## Given passage
========================

Python Collections

Python Collections

Python’s collections module provides a variety of specialized data structures beyond the basic built-in types like list, tuple, dict, and set. These are useful for specific situations where you need additional functionality or more efficient handling of data.
Some of most commonly used collections are as follows:

1. namedtuple:
A lightweight, immutable object like a tuple, but with named fields.
Useful for situations where you want to give meaningful names to elements in a tuple.

Key Features of namedtuple:
    ● Immutability: Like regular tuples, namedtuple instances are immutable. This means once you create a
       namedtuple, you cannot change its values.
    ● Named Fields: You can access the elements of a namedtuple by name instead of index. This improves code
       readability and makes the code more self-explanatory.

       For e.g. we have given name as Point and we understand Point has coordinates as x and y axes.
       p = Point(1, 2) shows coordinate of the point p
       If we use p = (1,2) we will not know what is 1 and 2 in tuple p
    ● Indexing: Despite having named fields, namedtuple still supports indexing. You can access elements using
       indices if needed.

Example:

importing namedtuple from collections
from collections import namedtuple
# Define a namedtuple with name ‘Point’ and fields ‘x’ and ‘y’
Point = namedtuple(‘Point’, [‘x’, ‘y’])
# Create an instance of Point
p = Point(1, 2)
print(p)         # Output: Point(x=1, y=2)
print(p.x)      # Output: 1
print(p.y)      # Output: 2

2. defaultdict
A dictionary that provides a default value for non-existent keys, avoiding KeyError.
When you want to avoid manually checking for key existence before adding or updating a dictionary entry.
Consider this list
fruits = [‘apple’, ‘banana’, ‘apple’, ‘orange’, ‘banana’, ‘apple’]

Problem Without defaultdict:
Scenario:
Let’s say you want to count how many times each fruit appears in a list of words and store fruit as a key and count as value in a traditional dictionary. Without defaultdict, you’d have to manually check whether a word is in the dictionary or not:

fruits = [‘apple’, ‘banana’, ‘apple’, ‘orange’, ‘banana’, ‘apple’]
# Without defaultdict
word_count = {} #initializing empty traditional dictionary
for word in fruits: #iterating fruits list
#checking if word from list exist in word_count dictionary
    if word in word_count:
          word_count[word] += 1                #incrementing word_count by 1
    else:
          word_count[word] = 1

print(word_count) # Output: {‘apple’: 3, ‘banana’: 2, ‘orange’: 1}

Example with defaultdict:

from collections import defaultdict

fruits = [‘apple’, ‘banana’, ‘apple’, ‘orange’, ‘banana’, ‘apple’]

# With defaultdict
word_count = defaultdict(int) # Default value is 0 for int

for word in fruits:
word_count[word] += 1 # No need to check if the word exists!

========================

## Short task
Using the passage on Python collections, answer the following:
(a) Which four basic built-in types does the passage name?
(b) In the namedtuple example, what output is shown for print(p.x)?
(c) Which error does defaultdict avoid for non-existent keys?

## Data shown

========================

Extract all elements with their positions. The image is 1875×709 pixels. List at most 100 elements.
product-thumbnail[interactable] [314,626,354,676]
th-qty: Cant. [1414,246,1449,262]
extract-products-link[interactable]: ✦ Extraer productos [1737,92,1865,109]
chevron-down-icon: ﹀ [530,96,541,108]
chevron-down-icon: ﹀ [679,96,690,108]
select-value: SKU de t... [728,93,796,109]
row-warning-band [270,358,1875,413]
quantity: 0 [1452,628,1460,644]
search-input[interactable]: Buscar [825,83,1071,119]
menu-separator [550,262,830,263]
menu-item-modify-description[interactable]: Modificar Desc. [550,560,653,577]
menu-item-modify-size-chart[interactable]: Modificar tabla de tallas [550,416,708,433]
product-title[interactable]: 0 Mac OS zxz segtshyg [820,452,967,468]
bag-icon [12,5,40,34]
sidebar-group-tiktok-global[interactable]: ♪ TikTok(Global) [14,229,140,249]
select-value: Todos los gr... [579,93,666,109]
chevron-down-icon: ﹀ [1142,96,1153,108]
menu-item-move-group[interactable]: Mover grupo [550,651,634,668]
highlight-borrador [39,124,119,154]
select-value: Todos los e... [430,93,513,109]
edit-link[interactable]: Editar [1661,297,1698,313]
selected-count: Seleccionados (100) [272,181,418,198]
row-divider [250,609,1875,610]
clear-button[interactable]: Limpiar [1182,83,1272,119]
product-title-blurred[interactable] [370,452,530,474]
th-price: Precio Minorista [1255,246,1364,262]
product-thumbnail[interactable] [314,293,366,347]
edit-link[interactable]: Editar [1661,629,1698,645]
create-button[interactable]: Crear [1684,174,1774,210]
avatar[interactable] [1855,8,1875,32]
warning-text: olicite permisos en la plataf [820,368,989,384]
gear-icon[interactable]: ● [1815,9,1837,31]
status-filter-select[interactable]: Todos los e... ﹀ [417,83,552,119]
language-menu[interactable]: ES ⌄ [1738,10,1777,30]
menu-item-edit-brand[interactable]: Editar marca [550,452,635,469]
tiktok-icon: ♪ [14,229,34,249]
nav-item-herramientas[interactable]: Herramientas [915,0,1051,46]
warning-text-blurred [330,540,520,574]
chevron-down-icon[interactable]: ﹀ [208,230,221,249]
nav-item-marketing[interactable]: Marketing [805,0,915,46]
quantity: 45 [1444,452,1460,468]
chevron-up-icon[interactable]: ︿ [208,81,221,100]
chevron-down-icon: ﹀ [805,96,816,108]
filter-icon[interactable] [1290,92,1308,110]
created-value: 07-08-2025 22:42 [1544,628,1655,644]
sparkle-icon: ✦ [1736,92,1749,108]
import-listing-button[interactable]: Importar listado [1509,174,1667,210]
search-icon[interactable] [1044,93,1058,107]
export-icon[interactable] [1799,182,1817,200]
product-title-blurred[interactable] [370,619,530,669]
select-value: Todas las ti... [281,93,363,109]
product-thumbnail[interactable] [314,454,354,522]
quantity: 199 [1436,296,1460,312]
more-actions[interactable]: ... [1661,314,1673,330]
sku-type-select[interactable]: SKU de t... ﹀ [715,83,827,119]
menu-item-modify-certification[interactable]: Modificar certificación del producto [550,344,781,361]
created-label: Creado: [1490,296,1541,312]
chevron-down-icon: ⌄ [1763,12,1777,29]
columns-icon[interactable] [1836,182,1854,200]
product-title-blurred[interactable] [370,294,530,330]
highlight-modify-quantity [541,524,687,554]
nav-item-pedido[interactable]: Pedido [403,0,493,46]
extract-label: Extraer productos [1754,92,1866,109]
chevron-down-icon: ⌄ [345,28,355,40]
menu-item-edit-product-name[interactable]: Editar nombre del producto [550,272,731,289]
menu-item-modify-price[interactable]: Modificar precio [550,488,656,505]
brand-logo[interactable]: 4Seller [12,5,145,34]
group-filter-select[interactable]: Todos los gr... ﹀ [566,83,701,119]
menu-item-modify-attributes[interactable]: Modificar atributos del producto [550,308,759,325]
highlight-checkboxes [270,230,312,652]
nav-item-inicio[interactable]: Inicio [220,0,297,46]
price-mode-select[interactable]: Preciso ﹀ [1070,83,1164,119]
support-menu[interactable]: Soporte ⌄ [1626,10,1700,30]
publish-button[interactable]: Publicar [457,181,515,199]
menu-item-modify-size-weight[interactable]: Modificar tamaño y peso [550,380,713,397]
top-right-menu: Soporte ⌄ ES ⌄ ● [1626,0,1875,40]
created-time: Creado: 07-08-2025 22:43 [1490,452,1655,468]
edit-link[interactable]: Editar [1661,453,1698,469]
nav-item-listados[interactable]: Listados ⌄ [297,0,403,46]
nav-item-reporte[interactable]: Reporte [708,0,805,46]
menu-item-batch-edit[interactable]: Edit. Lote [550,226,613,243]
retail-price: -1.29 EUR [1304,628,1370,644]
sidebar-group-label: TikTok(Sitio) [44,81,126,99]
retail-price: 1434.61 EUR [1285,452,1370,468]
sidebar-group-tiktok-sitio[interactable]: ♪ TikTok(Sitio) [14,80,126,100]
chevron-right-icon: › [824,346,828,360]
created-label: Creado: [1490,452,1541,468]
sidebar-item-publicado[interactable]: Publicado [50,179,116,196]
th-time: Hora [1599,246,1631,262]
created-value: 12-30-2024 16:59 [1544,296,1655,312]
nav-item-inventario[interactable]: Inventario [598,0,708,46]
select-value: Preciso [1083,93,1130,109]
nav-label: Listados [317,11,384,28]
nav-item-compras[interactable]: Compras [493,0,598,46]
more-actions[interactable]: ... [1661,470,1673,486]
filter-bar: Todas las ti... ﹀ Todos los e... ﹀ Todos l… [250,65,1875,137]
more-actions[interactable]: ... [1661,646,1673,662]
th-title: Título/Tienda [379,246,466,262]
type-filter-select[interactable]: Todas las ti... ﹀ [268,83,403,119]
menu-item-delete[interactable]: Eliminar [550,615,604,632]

========================

## Exercise output
(a) list, tuple, dict, and set
(b) 1
(c) KeyError